■ **What this task involves**
In the Ohio River fishing thread below, what bait did the first post say was used on the Sept 25th trip?

■ **Document section**
──────────
# Skunked again very frustrating!



## nlcatfish (Mar 21, 2005)

Sept 25th: I picked up my brother around 08:00 and headed for our spot on the Ohio River. We had our lines in the water by around 09:00. The river was in great shape, clear; with a slow current. *2 big sail boats* were now docked so our fishing area was greatly restricted.

There was a nice up river breeze that made the air refreshing, at the start of the day. We did NOT have any fresh bait this time, had to depend on thawed out shad, and seasoned chicken breast. The only thing either of us got was just light taps, NO BITES at all.

By noon time it was getting very hot; since no real action we packed it in and headed home at 12:30. It is very frustrating for us; having little or no action week after week. Hope the cooler weather will turn some of the fish to feed.


----------



## cali2ohio (Nov 27, 2010)

I haven't had much luck the last two times either..... All I got was a 9lb blue and two small channels. The 90 degree weather didn't help much either I'm sure.


----------



## nlcatfish (Mar 21, 2005)

Out in My boat today . 1bite 1 flat head 23 inches, 5 pounds . On chunk of thawed shad
. Up river wind. Was a problem since no current.


----------



## cali2ohio (Nov 27, 2010)

Wind was bad on Wednesday too


----------



## cali2ohio (Nov 27, 2010)

Anyone have any tips on how to anchor when up river wind is stronger than current??


----------



## PT-63 (Oct 10, 2011)

5 gal bucket on 12 ft of rope. That should keep the bucket end downstream.


----------



## cali2ohio (Nov 27, 2010)

PT-63 said:


> 5 gal bucket on 12 ft of rope. That should keep the bucket end downstream.


Tried that...... Wind still blew boat up river around anchor


----------



## 33highland (Feb 5, 2014)
──────────
■ **Record extracts**
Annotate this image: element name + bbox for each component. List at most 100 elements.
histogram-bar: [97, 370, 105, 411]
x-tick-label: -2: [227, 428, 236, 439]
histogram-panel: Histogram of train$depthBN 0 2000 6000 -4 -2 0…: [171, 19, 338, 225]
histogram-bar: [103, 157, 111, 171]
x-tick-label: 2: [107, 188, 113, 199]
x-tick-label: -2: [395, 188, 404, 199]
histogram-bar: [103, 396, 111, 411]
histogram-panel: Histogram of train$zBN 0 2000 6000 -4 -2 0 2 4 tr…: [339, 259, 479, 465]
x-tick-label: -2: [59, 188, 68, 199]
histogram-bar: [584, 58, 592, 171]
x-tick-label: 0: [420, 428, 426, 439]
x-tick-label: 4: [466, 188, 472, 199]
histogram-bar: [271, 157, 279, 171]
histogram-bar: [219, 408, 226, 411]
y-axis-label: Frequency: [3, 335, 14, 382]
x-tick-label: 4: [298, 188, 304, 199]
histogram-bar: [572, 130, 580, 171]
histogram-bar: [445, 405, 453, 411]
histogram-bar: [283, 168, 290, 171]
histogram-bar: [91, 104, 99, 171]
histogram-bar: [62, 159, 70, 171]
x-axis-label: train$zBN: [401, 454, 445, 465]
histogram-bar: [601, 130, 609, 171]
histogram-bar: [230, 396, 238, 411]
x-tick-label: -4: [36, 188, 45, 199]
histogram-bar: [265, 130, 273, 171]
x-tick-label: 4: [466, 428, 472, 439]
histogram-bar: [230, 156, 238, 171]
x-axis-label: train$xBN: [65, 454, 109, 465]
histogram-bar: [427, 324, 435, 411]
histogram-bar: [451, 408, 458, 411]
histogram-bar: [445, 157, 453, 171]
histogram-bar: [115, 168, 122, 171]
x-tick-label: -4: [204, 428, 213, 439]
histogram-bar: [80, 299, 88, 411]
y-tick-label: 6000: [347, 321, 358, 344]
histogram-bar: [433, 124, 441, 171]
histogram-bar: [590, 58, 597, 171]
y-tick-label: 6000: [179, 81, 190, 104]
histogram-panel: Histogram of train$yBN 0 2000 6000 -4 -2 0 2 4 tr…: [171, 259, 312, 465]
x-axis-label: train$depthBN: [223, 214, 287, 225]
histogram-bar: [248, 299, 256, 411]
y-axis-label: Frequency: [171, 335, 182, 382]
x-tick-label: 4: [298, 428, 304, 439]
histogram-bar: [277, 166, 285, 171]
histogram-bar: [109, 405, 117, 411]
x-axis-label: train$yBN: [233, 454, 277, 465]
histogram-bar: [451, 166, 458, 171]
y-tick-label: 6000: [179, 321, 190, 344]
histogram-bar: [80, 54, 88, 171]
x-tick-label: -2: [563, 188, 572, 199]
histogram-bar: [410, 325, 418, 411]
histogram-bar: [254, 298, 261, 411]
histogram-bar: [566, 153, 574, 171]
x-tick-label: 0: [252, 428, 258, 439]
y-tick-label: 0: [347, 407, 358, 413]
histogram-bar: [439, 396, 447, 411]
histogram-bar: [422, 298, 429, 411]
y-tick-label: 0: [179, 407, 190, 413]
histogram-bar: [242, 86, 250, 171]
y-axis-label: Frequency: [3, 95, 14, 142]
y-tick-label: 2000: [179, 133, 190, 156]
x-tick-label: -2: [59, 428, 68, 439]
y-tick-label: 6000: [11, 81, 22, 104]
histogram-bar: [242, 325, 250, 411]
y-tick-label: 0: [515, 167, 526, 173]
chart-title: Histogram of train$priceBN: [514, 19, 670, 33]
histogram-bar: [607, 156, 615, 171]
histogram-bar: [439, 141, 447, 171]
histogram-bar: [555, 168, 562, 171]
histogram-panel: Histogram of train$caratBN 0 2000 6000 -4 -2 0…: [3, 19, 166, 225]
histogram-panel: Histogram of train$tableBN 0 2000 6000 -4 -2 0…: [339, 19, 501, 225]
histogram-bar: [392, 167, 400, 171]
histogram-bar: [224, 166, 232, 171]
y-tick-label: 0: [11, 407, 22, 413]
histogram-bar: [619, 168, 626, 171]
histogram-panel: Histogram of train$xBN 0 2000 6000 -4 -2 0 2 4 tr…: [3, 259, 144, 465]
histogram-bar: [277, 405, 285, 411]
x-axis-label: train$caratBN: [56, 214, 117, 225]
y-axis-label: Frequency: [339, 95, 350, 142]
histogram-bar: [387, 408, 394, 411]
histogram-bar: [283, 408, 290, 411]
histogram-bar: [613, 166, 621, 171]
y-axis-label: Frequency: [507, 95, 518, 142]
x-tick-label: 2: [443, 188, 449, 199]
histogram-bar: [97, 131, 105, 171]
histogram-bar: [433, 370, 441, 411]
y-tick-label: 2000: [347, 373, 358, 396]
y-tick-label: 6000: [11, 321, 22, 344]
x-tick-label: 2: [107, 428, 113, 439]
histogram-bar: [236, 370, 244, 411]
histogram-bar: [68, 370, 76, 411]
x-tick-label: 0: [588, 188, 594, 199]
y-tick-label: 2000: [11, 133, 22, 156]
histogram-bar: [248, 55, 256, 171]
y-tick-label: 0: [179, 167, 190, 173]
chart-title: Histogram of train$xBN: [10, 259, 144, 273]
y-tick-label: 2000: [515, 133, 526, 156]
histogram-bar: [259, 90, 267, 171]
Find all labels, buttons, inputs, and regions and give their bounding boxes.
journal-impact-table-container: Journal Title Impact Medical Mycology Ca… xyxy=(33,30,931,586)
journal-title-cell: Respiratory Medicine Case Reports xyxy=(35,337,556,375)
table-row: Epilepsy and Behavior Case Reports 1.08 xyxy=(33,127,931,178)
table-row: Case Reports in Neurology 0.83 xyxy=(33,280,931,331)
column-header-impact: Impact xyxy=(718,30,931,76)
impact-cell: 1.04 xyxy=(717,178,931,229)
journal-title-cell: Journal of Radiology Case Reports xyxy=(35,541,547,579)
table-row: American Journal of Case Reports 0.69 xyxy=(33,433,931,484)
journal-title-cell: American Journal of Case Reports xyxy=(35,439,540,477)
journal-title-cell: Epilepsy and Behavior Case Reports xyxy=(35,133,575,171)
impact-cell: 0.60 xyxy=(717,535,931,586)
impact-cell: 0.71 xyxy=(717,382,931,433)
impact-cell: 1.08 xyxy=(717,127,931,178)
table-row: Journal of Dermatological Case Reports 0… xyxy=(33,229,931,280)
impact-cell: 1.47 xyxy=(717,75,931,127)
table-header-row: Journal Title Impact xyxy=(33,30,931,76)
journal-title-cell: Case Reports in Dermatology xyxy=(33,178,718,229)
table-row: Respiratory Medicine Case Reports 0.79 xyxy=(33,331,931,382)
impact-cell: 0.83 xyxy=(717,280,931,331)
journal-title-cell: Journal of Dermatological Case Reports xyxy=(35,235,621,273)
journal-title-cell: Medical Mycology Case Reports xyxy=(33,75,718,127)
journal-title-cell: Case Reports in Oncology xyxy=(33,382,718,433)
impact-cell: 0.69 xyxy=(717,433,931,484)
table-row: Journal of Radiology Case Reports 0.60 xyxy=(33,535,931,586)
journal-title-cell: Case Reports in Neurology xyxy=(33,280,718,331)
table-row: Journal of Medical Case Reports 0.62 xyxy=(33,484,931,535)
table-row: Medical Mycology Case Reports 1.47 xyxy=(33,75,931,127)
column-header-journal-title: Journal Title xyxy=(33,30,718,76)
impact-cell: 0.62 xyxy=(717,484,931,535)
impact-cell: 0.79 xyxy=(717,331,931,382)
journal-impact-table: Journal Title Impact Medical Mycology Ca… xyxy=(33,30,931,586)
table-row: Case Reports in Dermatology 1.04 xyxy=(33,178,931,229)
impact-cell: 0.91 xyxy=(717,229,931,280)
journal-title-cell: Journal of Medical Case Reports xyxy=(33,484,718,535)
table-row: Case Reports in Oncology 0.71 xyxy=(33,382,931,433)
──────────
■ **The response**
Thawed out shad and seasoned chicken breast.